── Text excerpt

But he said he won't do that until later.
He said he is saving those specifics for testimony in legislative committee.
Holt
said his bill would not change the state's eligibility requirements for
programs, just the identification required to receive benefits.
But
Julie Munsell, a spokesman for Department of Human Services, said
changing identification requirements could change eligibility, as well.
For
example, the state offers a prenatal care program specifically to
illegal aliens who are pregnant, the idea being that the baby who is
born of that pregnancy will be a U.S. citizen who's eligible for the
state's ARKids First Medicaid program.
It's
not a program that is required by federal law. The state decided to
implement an optional program because officials believed it could save
money in the long run.
On average,
prenatal care costs $1,300 from doctors' appointments to post-delivery
care, compared to an average of $1,800 for one day in a neonatal
intensive care unit, she said. Good prenatal care can prevent an
intensive care stay in some cases, she said.

────

**Exercise objective**.
Reproduce the passage of the benefits bill excerpt from "But he said" up to and including "to receive benefits.", word for word.

── Listed records

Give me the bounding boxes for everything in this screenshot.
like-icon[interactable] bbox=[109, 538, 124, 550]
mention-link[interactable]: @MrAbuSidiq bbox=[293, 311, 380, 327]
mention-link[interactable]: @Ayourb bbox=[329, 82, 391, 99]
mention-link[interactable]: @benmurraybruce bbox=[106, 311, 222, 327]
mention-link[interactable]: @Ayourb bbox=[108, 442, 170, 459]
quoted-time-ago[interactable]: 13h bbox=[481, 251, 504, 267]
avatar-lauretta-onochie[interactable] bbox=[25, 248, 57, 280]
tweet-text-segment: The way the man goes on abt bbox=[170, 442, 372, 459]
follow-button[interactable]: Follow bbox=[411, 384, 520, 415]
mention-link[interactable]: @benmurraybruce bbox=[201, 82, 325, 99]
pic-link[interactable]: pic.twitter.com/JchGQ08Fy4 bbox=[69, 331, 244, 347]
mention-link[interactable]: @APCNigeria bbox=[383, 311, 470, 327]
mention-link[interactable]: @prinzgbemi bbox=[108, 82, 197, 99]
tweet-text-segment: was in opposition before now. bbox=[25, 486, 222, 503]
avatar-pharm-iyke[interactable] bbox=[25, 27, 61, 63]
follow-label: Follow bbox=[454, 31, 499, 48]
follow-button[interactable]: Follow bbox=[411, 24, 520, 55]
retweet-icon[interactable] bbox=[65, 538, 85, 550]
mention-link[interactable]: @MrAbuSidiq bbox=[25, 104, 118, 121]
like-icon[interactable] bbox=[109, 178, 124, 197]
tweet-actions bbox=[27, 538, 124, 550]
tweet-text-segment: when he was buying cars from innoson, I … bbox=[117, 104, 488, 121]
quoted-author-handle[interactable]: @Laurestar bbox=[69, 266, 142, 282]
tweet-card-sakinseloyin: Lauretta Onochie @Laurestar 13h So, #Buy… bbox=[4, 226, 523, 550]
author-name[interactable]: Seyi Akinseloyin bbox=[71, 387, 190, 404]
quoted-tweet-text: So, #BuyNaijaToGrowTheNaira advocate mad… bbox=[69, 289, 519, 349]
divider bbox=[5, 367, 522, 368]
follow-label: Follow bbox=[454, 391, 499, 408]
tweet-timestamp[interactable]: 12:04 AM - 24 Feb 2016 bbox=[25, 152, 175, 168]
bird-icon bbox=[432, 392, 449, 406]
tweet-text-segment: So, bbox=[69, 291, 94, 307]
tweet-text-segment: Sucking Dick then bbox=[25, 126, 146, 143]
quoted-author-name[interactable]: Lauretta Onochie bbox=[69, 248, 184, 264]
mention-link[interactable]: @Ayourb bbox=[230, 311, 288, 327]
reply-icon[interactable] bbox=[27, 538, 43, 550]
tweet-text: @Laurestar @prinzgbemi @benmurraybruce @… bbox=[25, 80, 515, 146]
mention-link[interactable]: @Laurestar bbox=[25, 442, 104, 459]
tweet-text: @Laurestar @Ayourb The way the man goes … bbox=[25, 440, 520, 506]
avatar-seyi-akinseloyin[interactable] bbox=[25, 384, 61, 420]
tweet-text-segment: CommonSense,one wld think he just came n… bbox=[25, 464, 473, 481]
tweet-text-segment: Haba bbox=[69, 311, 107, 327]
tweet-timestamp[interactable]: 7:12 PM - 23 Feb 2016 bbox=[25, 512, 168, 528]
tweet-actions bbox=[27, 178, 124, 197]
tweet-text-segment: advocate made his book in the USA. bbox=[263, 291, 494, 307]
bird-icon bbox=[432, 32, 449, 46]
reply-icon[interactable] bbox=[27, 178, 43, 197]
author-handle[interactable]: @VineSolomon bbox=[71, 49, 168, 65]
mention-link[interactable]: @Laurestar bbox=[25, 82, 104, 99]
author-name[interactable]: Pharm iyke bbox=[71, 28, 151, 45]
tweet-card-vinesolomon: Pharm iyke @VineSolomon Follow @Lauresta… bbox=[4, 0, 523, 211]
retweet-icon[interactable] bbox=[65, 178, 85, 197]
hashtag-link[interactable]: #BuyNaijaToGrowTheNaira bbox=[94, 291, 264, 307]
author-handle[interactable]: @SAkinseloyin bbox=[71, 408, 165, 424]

────

**Response below**.
But he said he won't do that until later.
He said he is saving those specifics for testimony in legislative committee.
Holt
said his bill would not change the state's eligibility requirements for
programs, just the identification required to receive benefits.